> [Records shown]

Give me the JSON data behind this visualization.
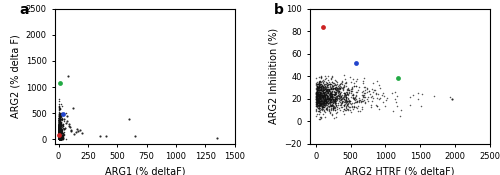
{
  "panel_a": {
    "title": "a",
    "xlabel": "ARG1 (% deltaF)",
    "ylabel": "ARG2 (% delta F)",
    "xlim": [
      -30,
      1500
    ],
    "ylim": [
      -80,
      2500
    ],
    "xticks": [
      0,
      250,
      500,
      750,
      1000,
      1250,
      1500
    ],
    "yticks": [
      0,
      500,
      1000,
      1500,
      2000,
      2500
    ],
    "n_background": 1593,
    "dot_color": "#111111",
    "dot_alpha": 0.85,
    "dot_size": 1.2,
    "cluster_x_scale": 8,
    "cluster_y_scale": 120,
    "outlier_x": [
      80,
      120,
      50,
      600,
      650,
      350,
      1350,
      70,
      90,
      160,
      110,
      180,
      200,
      30,
      55,
      75,
      400,
      45,
      95,
      130,
      65,
      85,
      105,
      145,
      170
    ],
    "outlier_y": [
      1220,
      600,
      390,
      380,
      60,
      60,
      20,
      450,
      300,
      200,
      150,
      170,
      130,
      280,
      220,
      350,
      60,
      190,
      240,
      100,
      320,
      260,
      180,
      140,
      160
    ],
    "highlight_red_x": 8,
    "highlight_red_y": 85,
    "highlight_green_x": 12,
    "highlight_green_y": 1070,
    "highlight_blue_x": 38,
    "highlight_blue_y": 480,
    "highlight_size": 12,
    "highlight_red": "#cc2222",
    "highlight_green": "#22aa44",
    "highlight_blue": "#2244cc"
  },
  "panel_b": {
    "title": "b",
    "xlabel": "ARG2 HTRF (% deltaF)",
    "ylabel": "ARG2 Inhibition (%)",
    "xlim": [
      -80,
      2500
    ],
    "ylim": [
      -20,
      100
    ],
    "xticks": [
      0,
      500,
      1000,
      1500,
      2000,
      2500
    ],
    "yticks": [
      -20,
      0,
      20,
      40,
      60,
      80,
      100
    ],
    "n_background": 1235,
    "dot_color": "#111111",
    "dot_alpha": 0.7,
    "dot_size": 1.2,
    "cluster_x_scale": 250,
    "cluster_y_mean": 22,
    "cluster_y_std": 7,
    "outlier_x": [
      1950
    ],
    "outlier_y": [
      20
    ],
    "highlight_red_x": 105,
    "highlight_red_y": 84,
    "highlight_blue_x": 580,
    "highlight_blue_y": 52,
    "highlight_green_x": 1175,
    "highlight_green_y": 38,
    "highlight_size": 12,
    "highlight_red": "#cc2222",
    "highlight_green": "#22aa44",
    "highlight_blue": "#2244cc"
  },
  "background_color": "#ffffff",
  "label_fontsize": 7,
  "tick_fontsize": 6,
  "panel_label_fontsize": 10
}
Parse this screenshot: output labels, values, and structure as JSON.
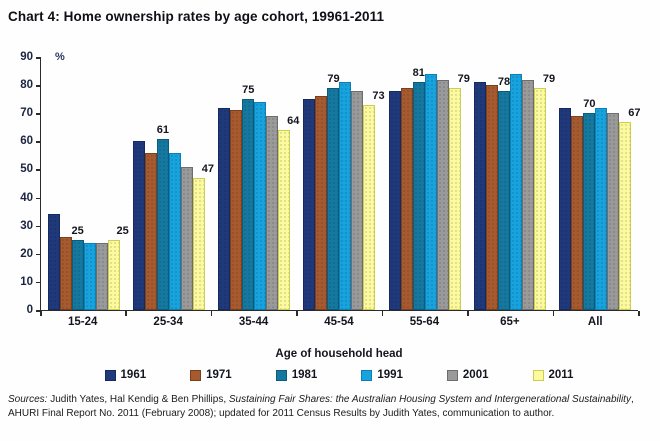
{
  "page": {
    "title": "Chart 4: Home ownership rates by age cohort, 19961-2011"
  },
  "chart_data": {
    "type": "bar",
    "title": "Chart 4: Home ownership rates by age cohort, 19961-2011",
    "unit_label": "%",
    "xlabel": "Age of household head",
    "ylabel": "",
    "ylim": [
      0,
      90
    ],
    "yticks": [
      90,
      80,
      70,
      60,
      50,
      40,
      30,
      20,
      10,
      0
    ],
    "grid": false,
    "legend_position": "bottom",
    "categories": [
      "15-24",
      "25-34",
      "35-44",
      "45-54",
      "55-64",
      "65+",
      "All"
    ],
    "series": [
      {
        "name": "1961",
        "color": "#20397b",
        "border": "#152a5e",
        "labeled": false,
        "values": [
          34,
          60,
          72,
          75,
          78,
          81,
          72
        ]
      },
      {
        "name": "1971",
        "color": "#a65a2d",
        "border": "#7c3f1d",
        "labeled": false,
        "values": [
          26,
          56,
          71,
          76,
          79,
          80,
          69
        ]
      },
      {
        "name": "1981",
        "color": "#15799f",
        "border": "#0c5a7c",
        "labeled": true,
        "values": [
          25,
          61,
          75,
          79,
          81,
          78,
          70
        ]
      },
      {
        "name": "1991",
        "color": "#17a3de",
        "border": "#0d7fb5",
        "labeled": false,
        "values": [
          24,
          56,
          74,
          81,
          84,
          84,
          72
        ]
      },
      {
        "name": "2001",
        "color": "#9a9a9a",
        "border": "#6d6d6d",
        "labeled": false,
        "values": [
          24,
          51,
          69,
          78,
          82,
          82,
          70
        ]
      },
      {
        "name": "2011",
        "color": "#fbfb9d",
        "border": "#cdcd55",
        "labeled": true,
        "values": [
          25,
          47,
          64,
          73,
          79,
          79,
          67
        ]
      }
    ]
  },
  "source": {
    "parts": [
      {
        "text": "Sources:",
        "italic": true
      },
      {
        "text": " Judith Yates, Hal Kendig & Ben Phillips, ",
        "italic": false
      },
      {
        "text": "Sustaining Fair Shares: the Australian Housing System and Intergenerational Sustainability",
        "italic": true
      },
      {
        "text": ", AHURI Final Report No. 2011 (February 2008); updated for 2011 Census Results by Judith Yates, communication to author.",
        "italic": false
      }
    ]
  }
}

> [Work instructions] Copy out all of the material exactly as written, without its pictures.

> [Task answer]
Give me the JSON data behind this visualization.
{
  "panel_a": {
    "title": "a",
    "xlabel": "ARG1 (% deltaF)",
    "ylabel": "ARG2 (% delta F)",
    "xlim": [
      -30,
      1500
    ],
    "ylim": [
      -80,
      2500
    ],
    "xticks": [
      0,
      250,
      500,
      750,
      1000,
      1250,
      1500
    ],
    "yticks": [
      0,
      500,
      1000,
      1500,
      2000,
      2500
    ],
    "n_background": 1593,
    "dot_color": "#111111",
    "dot_alpha": 0.85,
    "dot_size": 1.2,
    "cluster_x_scale": 8,
    "cluster_y_scale": 120,
    "outlier_x": [
      80,
      120,
      50,
      600,
      650,
      350,
      1350,
      70,
      90,
      160,
      110,
      180,
      200,
      30,
      55,
      75,
      400,
      45,
      95,
      130,
      65,
      85,
      105,
      145,
      170
    ],
    "outlier_y": [
      1220,
      600,
      390,
      380,
      60,
      60,
      20,
      450,
      300,
      200,
      150,
      170,
      130,
      280,
      220,
      350,
      60,
      190,
      240,
      100,
      320,
      260,
      180,
      140,
      160
    ],
    "highlight_red_x": 8,
    "highlight_red_y": 85,
    "highlight_green_x": 12,
    "highlight_green_y": 1070,
    "highlight_blue_x": 38,
    "highlight_blue_y": 480,
    "highlight_size": 12,
    "highlight_red": "#cc2222",
    "highlight_green": "#22aa44",
    "highlight_blue": "#2244cc"
  },
  "panel_b": {
    "title": "b",
    "xlabel": "ARG2 HTRF (% deltaF)",
    "ylabel": "ARG2 Inhibition (%)",
    "xlim": [
      -80,
      2500
    ],
    "ylim": [
      -20,
      100
    ],
    "xticks": [
      0,
      500,
      1000,
      1500,
      2000,
      2500
    ],
    "yticks": [
      -20,
      0,
      20,
      40,
      60,
      80,
      100
    ],
    "n_background": 1235,
    "dot_color": "#111111",
    "dot_alpha": 0.7,
    "dot_size": 1.2,
    "cluster_x_scale": 250,
    "cluster_y_mean": 22,
    "cluster_y_std": 7,
    "outlier_x": [
      1950
    ],
    "outlier_y": [
      20
    ],
    "highlight_red_x": 105,
    "highlight_red_y": 84,
    "highlight_blue_x": 580,
    "highlight_blue_y": 52,
    "highlight_green_x": 1175,
    "highlight_green_y": 38,
    "highlight_size": 12,
    "highlight_red": "#cc2222",
    "highlight_green": "#22aa44",
    "highlight_blue": "#2244cc"
  },
  "background_color": "#ffffff",
  "label_fontsize": 7,
  "tick_fontsize": 6,
  "panel_label_fontsize": 10
}
Parse this screenshot: output labels, values, and structure as JSON.
{
  "page": {
    "title": "Chart 4: Home ownership rates by age cohort, 19961-2011"
  },
  "chart_data": {
    "type": "bar",
    "title": "Chart 4: Home ownership rates by age cohort, 19961-2011",
    "unit_label": "%",
    "xlabel": "Age of household head",
    "ylabel": "",
    "ylim": [
      0,
      90
    ],
    "yticks": [
      90,
      80,
      70,
      60,
      50,
      40,
      30,
      20,
      10,
      0
    ],
    "grid": false,
    "legend_position": "bottom",
    "categories": [
      "15-24",
      "25-34",
      "35-44",
      "45-54",
      "55-64",
      "65+",
      "All"
    ],
    "series": [
      {
        "name": "1961",
        "color": "#20397b",
        "border": "#152a5e",
        "labeled": false,
        "values": [
          34,
          60,
          72,
          75,
          78,
          81,
          72
        ]
      },
      {
        "name": "1971",
        "color": "#a65a2d",
        "border": "#7c3f1d",
        "labeled": false,
        "values": [
          26,
          56,
          71,
          76,
          79,
          80,
          69
        ]
      },
      {
        "name": "1981",
        "color": "#15799f",
        "border": "#0c5a7c",
        "labeled": true,
        "values": [
          25,
          61,
          75,
          79,
          81,
          78,
          70
        ]
      },
      {
        "name": "1991",
        "color": "#17a3de",
        "border": "#0d7fb5",
        "labeled": false,
        "values": [
          24,
          56,
          74,
          81,
          84,
          84,
          72
        ]
      },
      {
        "name": "2001",
        "color": "#9a9a9a",
        "border": "#6d6d6d",
        "labeled": false,
        "values": [
          24,
          51,
          69,
          78,
          82,
          82,
          70
        ]
      },
      {
        "name": "2011",
        "color": "#fbfb9d",
        "border": "#cdcd55",
        "labeled": true,
        "values": [
          25,
          47,
          64,
          73,
          79,
          79,
          67
        ]
      }
    ]
  },
  "source": {
    "parts": [
      {
        "text": "Sources:",
        "italic": true
      },
      {
        "text": " Judith Yates, Hal Kendig & Ben Phillips, ",
        "italic": false
      },
      {
        "text": "Sustaining Fair Shares: the Australian Housing System and Intergenerational Sustainability",
        "italic": true
      },
      {
        "text": ", AHURI Final Report No. 2011 (February 2008); updated for 2011 Census Results by Judith Yates, communication to author.",
        "italic": false
      }
    ]
  }
}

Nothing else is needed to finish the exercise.